#### DATA ENTRIES
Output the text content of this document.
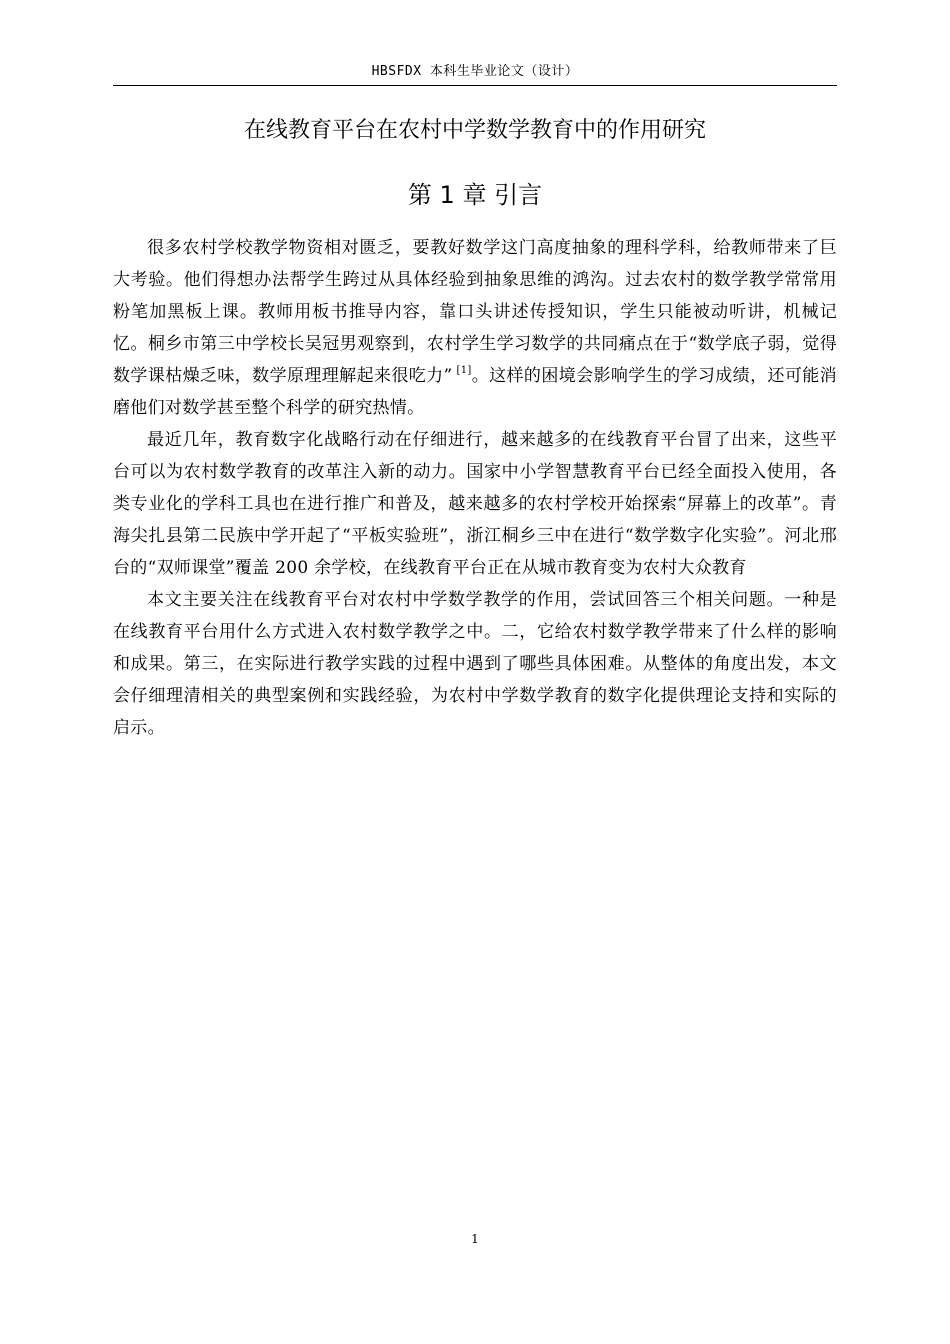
HBSFDX 本科生毕业论文（设计）
在线教育平台在农村中学数学教育中的作用研究
第 1 章 引言

很多农村学校教学物资相对匮乏，要教好数学这门高度抽象的理科学科，给教师带来了巨大考验。他们得想办法帮学生跨过从具体经验到抽象思维的鸿沟。过去农村的数学教学常常用粉笔加黑板上课。教师用板书推导内容，靠口头讲述传授知识，学生只能被动听讲，机械记忆。桐乡市第三中学校长吴冠男观察到，农村学生学习数学的共同痛点在于“数学底子弱，觉得数学课枯燥乏味，数学原理理解起来很吃力” [1]。这样的困境会影响学生的学习成绩，还可能消磨他们对数学甚至整个科学的研究热情。

最近几年，教育数字化战略行动在仔细进行，越来越多的在线教育平台冒了出来，这些平台可以为农村数学教育的改革注入新的动力。国家中小学智慧教育平台已经全面投入使用，各类专业化的学科工具也在进行推广和普及，越来越多的农村学校开始探索“屏幕上的改革”。青海尖扎县第二民族中学开起了“平板实验班”，浙江桐乡三中在进行“数学数字化实验”。河北邢台的“双师课堂”覆盖 200 余学校，在线教育平台正在从城市教育变为农村大众教育

本文主要关注在线教育平台对农村中学数学教学的作用，尝试回答三个相关问题。一种是在线教育平台用什么方式进入农村数学教学之中。二，它给农村数学教学带来了什么样的影响和成果。第三，在实际进行教学实践的过程中遇到了哪些具体困难。从整体的角度出发，本文会仔细理清相关的典型案例和实践经验，为农村中学数学教育的数字化提供理论支持和实际的启示。

1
########
# [THE EXERCISE]
Each record above should be copied character for character, with pictures dropped.

# [THE RESPONSE]
Output the text content of this document.
HBSFDX 本科生毕业论文（设计）
在线教育平台在农村中学数学教育中的作用研究
第 1 章 引言

很多农村学校教学物资相对匮乏，要教好数学这门高度抽象的理科学科，给教师带来了巨大考验。他们得想办法帮学生跨过从具体经验到抽象思维的鸿沟。过去农村的数学教学常常用粉笔加黑板上课。教师用板书推导内容，靠口头讲述传授知识，学生只能被动听讲，机械记忆。桐乡市第三中学校长吴冠男观察到，农村学生学习数学的共同痛点在于“数学底子弱，觉得数学课枯燥乏味，数学原理理解起来很吃力” [1]。这样的困境会影响学生的学习成绩，还可能消磨他们对数学甚至整个科学的研究热情。

最近几年，教育数字化战略行动在仔细进行，越来越多的在线教育平台冒了出来，这些平台可以为农村数学教育的改革注入新的动力。国家中小学智慧教育平台已经全面投入使用，各类专业化的学科工具也在进行推广和普及，越来越多的农村学校开始探索“屏幕上的改革”。青海尖扎县第二民族中学开起了“平板实验班”，浙江桐乡三中在进行“数学数字化实验”。河北邢台的“双师课堂”覆盖 200 余学校，在线教育平台正在从城市教育变为农村大众教育

本文主要关注在线教育平台对农村中学数学教学的作用，尝试回答三个相关问题。一种是在线教育平台用什么方式进入农村数学教学之中。二，它给农村数学教学带来了什么样的影响和成果。第三，在实际进行教学实践的过程中遇到了哪些具体困难。从整体的角度出发，本文会仔细理清相关的典型案例和实践经验，为农村中学数学教育的数字化提供理论支持和实际的启示。

1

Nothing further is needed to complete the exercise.